[BEGIN Listed entries]

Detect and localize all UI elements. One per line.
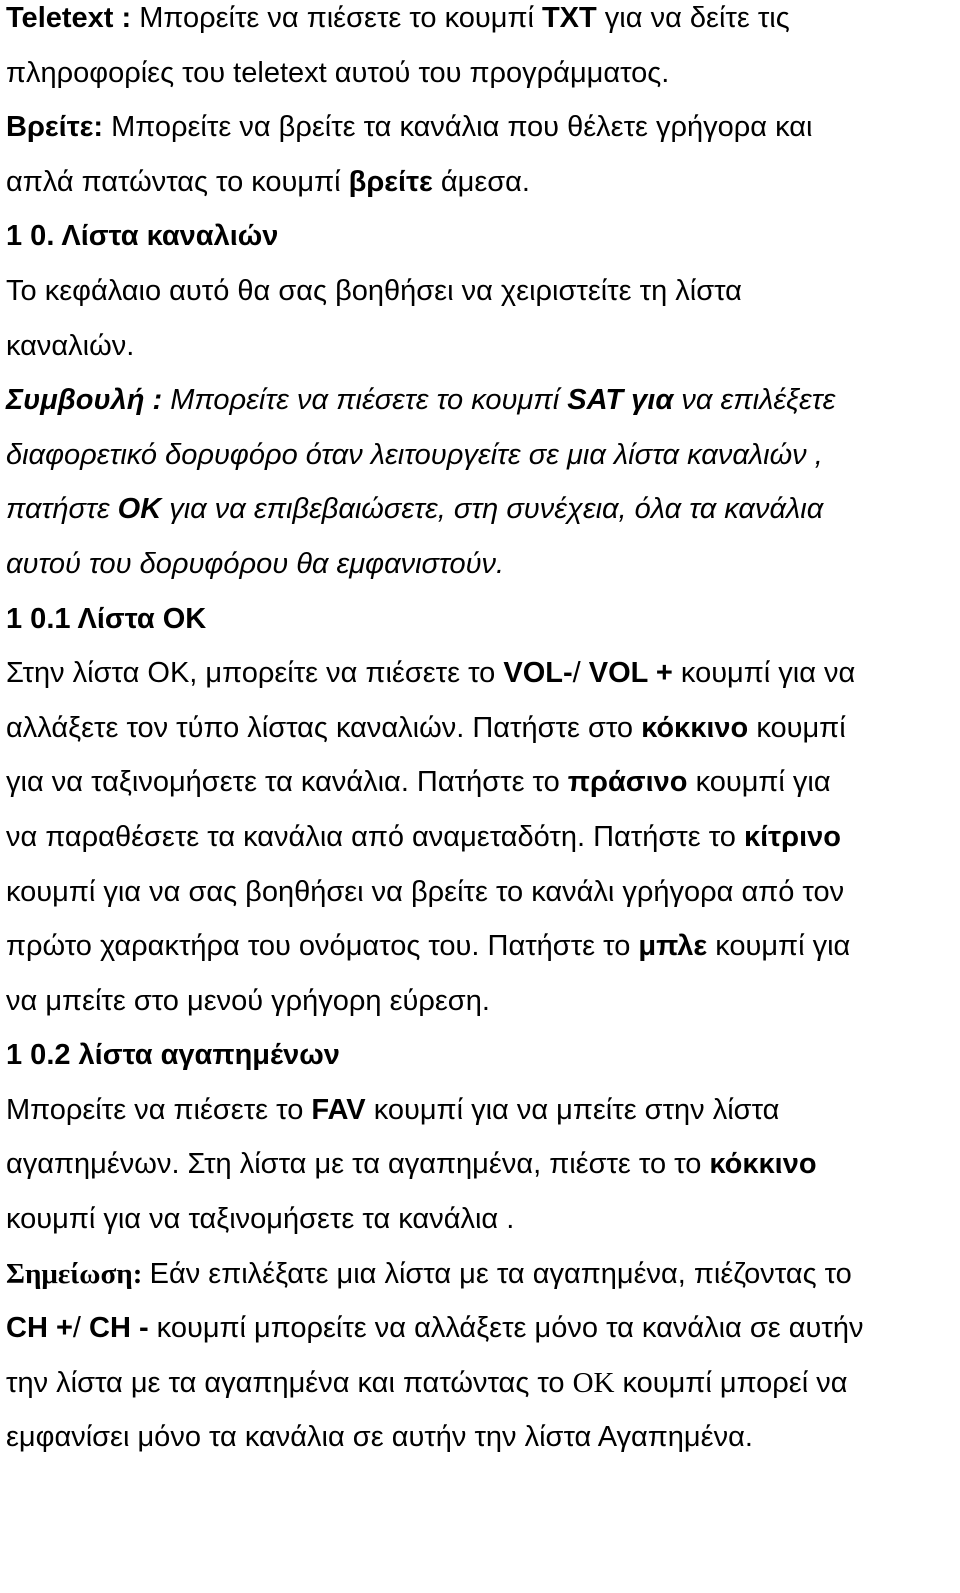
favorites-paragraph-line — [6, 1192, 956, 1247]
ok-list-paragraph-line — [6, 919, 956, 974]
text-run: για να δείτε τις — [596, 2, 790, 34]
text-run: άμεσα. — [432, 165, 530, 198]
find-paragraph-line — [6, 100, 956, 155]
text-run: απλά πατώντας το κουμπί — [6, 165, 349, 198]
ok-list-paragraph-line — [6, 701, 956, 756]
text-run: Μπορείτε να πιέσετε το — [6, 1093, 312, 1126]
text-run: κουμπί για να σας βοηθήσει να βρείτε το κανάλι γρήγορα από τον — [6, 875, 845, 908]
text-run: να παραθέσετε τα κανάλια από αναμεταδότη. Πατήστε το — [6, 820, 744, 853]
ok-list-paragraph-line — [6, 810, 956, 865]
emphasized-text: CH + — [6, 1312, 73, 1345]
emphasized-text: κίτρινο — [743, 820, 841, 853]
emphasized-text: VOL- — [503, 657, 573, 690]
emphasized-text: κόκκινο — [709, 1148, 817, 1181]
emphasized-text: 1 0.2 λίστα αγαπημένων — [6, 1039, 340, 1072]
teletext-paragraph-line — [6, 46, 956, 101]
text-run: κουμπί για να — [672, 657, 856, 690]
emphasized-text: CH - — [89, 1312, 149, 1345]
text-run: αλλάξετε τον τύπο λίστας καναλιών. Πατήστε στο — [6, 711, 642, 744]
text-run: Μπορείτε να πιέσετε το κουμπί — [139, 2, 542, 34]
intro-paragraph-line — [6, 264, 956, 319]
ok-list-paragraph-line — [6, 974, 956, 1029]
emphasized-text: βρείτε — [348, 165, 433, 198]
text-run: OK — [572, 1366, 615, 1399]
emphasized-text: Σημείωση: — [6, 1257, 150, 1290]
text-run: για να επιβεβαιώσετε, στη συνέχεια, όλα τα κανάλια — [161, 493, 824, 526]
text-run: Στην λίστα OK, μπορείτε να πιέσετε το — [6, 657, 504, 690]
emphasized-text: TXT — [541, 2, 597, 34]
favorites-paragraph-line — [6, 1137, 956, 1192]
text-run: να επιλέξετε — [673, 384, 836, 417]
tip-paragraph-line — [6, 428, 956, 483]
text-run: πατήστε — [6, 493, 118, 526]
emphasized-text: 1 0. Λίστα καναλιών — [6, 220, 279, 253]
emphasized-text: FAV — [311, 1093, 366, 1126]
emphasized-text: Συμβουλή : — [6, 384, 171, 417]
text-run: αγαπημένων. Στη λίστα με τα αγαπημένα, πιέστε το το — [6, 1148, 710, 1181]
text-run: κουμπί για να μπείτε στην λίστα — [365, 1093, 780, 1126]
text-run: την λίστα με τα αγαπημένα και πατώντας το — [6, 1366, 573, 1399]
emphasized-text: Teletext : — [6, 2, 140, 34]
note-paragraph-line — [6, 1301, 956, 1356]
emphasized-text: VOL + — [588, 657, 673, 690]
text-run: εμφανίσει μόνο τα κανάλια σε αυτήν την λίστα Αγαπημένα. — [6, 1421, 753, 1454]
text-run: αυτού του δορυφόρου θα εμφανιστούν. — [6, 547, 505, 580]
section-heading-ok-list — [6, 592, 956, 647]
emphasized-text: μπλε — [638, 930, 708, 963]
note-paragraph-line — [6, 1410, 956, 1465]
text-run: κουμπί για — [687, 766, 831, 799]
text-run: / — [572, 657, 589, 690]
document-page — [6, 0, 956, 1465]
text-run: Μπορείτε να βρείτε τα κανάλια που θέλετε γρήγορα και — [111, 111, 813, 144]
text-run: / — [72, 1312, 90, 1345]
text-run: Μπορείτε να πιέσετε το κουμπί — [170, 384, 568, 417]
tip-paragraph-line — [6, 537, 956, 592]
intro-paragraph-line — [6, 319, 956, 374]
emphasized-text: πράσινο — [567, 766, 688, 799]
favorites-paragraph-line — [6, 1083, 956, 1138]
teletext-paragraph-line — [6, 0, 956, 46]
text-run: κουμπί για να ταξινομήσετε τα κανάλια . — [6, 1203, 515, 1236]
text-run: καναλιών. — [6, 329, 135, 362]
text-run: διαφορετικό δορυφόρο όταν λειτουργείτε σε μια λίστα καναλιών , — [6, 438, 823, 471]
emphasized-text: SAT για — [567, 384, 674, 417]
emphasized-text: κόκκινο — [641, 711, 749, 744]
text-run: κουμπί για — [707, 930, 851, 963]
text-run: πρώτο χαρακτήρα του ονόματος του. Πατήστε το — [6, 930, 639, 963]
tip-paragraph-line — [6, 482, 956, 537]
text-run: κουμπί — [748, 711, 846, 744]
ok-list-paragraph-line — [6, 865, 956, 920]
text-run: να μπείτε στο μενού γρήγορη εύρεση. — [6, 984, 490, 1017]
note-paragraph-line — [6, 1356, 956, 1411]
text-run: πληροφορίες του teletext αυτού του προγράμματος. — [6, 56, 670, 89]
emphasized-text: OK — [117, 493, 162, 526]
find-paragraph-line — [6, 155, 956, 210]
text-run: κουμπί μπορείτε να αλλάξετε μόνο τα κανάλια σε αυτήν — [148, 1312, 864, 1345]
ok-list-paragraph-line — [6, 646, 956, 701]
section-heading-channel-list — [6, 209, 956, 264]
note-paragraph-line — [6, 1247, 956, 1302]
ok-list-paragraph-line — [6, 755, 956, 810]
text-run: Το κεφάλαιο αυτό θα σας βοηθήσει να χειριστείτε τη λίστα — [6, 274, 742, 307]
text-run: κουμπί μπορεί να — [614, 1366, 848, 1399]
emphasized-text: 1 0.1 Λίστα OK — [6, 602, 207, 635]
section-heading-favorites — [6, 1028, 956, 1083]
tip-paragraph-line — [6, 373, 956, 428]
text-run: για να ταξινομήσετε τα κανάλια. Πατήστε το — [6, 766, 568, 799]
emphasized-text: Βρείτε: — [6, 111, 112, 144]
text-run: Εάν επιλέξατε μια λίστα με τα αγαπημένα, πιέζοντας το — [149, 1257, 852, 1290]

[END Listed entries]

Direction → Reproduce the material above line for line, changing nothing, and omit the picture from your answer.

Task response →
Detect and localize all UI elements. One per line.
favorites-paragraph-line — [6, 1192, 956, 1247]
ok-list-paragraph-line — [6, 919, 956, 974]
text-run: για να δείτε τις — [596, 2, 790, 34]
text-run: άμεσα. — [432, 165, 530, 198]
find-paragraph-line — [6, 100, 956, 155]
text-run: απλά πατώντας το κουμπί — [6, 165, 349, 198]
ok-list-paragraph-line — [6, 701, 956, 756]
text-run: Μπορείτε να πιέσετε το — [6, 1093, 312, 1126]
text-run: κουμπί για να σας βοηθήσει να βρείτε το κανάλι γρήγορα από τον — [6, 875, 845, 908]
text-run: να παραθέσετε τα κανάλια από αναμεταδότη. Πατήστε το — [6, 820, 744, 853]
ok-list-paragraph-line — [6, 810, 956, 865]
emphasized-text: CH + — [6, 1312, 73, 1345]
emphasized-text: κίτρινο — [743, 820, 841, 853]
emphasized-text: VOL- — [503, 657, 573, 690]
emphasized-text: κόκκινο — [709, 1148, 817, 1181]
emphasized-text: 1 0.2 λίστα αγαπημένων — [6, 1039, 340, 1072]
teletext-paragraph-line — [6, 46, 956, 101]
text-run: κουμπί για να — [672, 657, 856, 690]
emphasized-text: CH - — [89, 1312, 149, 1345]
text-run: αλλάξετε τον τύπο λίστας καναλιών. Πατήστε στο — [6, 711, 642, 744]
text-run: Μπορείτε να πιέσετε το κουμπί — [139, 2, 542, 34]
intro-paragraph-line — [6, 264, 956, 319]
ok-list-paragraph-line — [6, 974, 956, 1029]
emphasized-text: βρείτε — [348, 165, 433, 198]
text-run: OK — [572, 1366, 615, 1399]
emphasized-text: Σημείωση: — [6, 1257, 150, 1290]
text-run: για να επιβεβαιώσετε, στη συνέχεια, όλα τα κανάλια — [161, 493, 824, 526]
text-run: Στην λίστα OK, μπορείτε να πιέσετε το — [6, 657, 504, 690]
emphasized-text: TXT — [541, 2, 597, 34]
favorites-paragraph-line — [6, 1137, 956, 1192]
text-run: να επιλέξετε — [673, 384, 836, 417]
tip-paragraph-line — [6, 428, 956, 483]
text-run: πατήστε — [6, 493, 118, 526]
emphasized-text: 1 0. Λίστα καναλιών — [6, 220, 279, 253]
emphasized-text: FAV — [311, 1093, 366, 1126]
emphasized-text: Συμβουλή : — [6, 384, 171, 417]
text-run: αγαπημένων. Στη λίστα με τα αγαπημένα, πιέστε το το — [6, 1148, 710, 1181]
text-run: κουμπί για να μπείτε στην λίστα — [365, 1093, 780, 1126]
text-run: την λίστα με τα αγαπημένα και πατώντας το — [6, 1366, 573, 1399]
emphasized-text: Teletext : — [6, 2, 140, 34]
note-paragraph-line — [6, 1301, 956, 1356]
emphasized-text: VOL + — [588, 657, 673, 690]
text-run: εμφανίσει μόνο τα κανάλια σε αυτήν την λίστα Αγαπημένα. — [6, 1421, 753, 1454]
text-run: αυτού του δορυφόρου θα εμφανιστούν. — [6, 547, 505, 580]
section-heading-ok-list — [6, 592, 956, 647]
emphasized-text: μπλε — [638, 930, 708, 963]
note-paragraph-line — [6, 1410, 956, 1465]
text-run: κουμπί για — [687, 766, 831, 799]
text-run: / — [572, 657, 589, 690]
document-page — [6, 0, 956, 1465]
text-run: Μπορείτε να βρείτε τα κανάλια που θέλετε γρήγορα και — [111, 111, 813, 144]
text-run: / — [72, 1312, 90, 1345]
text-run: Μπορείτε να πιέσετε το κουμπί — [170, 384, 568, 417]
tip-paragraph-line — [6, 537, 956, 592]
intro-paragraph-line — [6, 319, 956, 374]
emphasized-text: πράσινο — [567, 766, 688, 799]
favorites-paragraph-line — [6, 1083, 956, 1138]
teletext-paragraph-line — [6, 0, 956, 46]
text-run: κουμπί για να ταξινομήσετε τα κανάλια . — [6, 1203, 515, 1236]
text-run: καναλιών. — [6, 329, 135, 362]
text-run: διαφορετικό δορυφόρο όταν λειτουργείτε σε μια λίστα καναλιών , — [6, 438, 823, 471]
emphasized-text: SAT για — [567, 384, 674, 417]
emphasized-text: κόκκινο — [641, 711, 749, 744]
text-run: κουμπί για — [707, 930, 851, 963]
text-run: πρώτο χαρακτήρα του ονόματος του. Πατήστε το — [6, 930, 639, 963]
tip-paragraph-line — [6, 482, 956, 537]
text-run: κουμπί — [748, 711, 846, 744]
ok-list-paragraph-line — [6, 865, 956, 920]
text-run: να μπείτε στο μενού γρήγορη εύρεση. — [6, 984, 490, 1017]
note-paragraph-line — [6, 1356, 956, 1411]
text-run: πληροφορίες του teletext αυτού του προγράμματος. — [6, 56, 670, 89]
emphasized-text: OK — [117, 493, 162, 526]
find-paragraph-line — [6, 155, 956, 210]
text-run: κουμπί μπορείτε να αλλάξετε μόνο τα κανάλια σε αυτήν — [148, 1312, 864, 1345]
ok-list-paragraph-line — [6, 646, 956, 701]
section-heading-channel-list — [6, 209, 956, 264]
note-paragraph-line — [6, 1247, 956, 1302]
ok-list-paragraph-line — [6, 755, 956, 810]
text-run: Το κεφάλαιο αυτό θα σας βοηθήσει να χειριστείτε τη λίστα — [6, 274, 742, 307]
text-run: κουμπί μπορεί να — [614, 1366, 848, 1399]
emphasized-text: 1 0.1 Λίστα OK — [6, 602, 207, 635]
section-heading-favorites — [6, 1028, 956, 1083]
tip-paragraph-line — [6, 373, 956, 428]
text-run: για να ταξινομήσετε τα κανάλια. Πατήστε το — [6, 766, 568, 799]
emphasized-text: Βρείτε: — [6, 111, 112, 144]
text-run: Εάν επιλέξατε μια λίστα με τα αγαπημένα, πιέζοντας το — [149, 1257, 852, 1290]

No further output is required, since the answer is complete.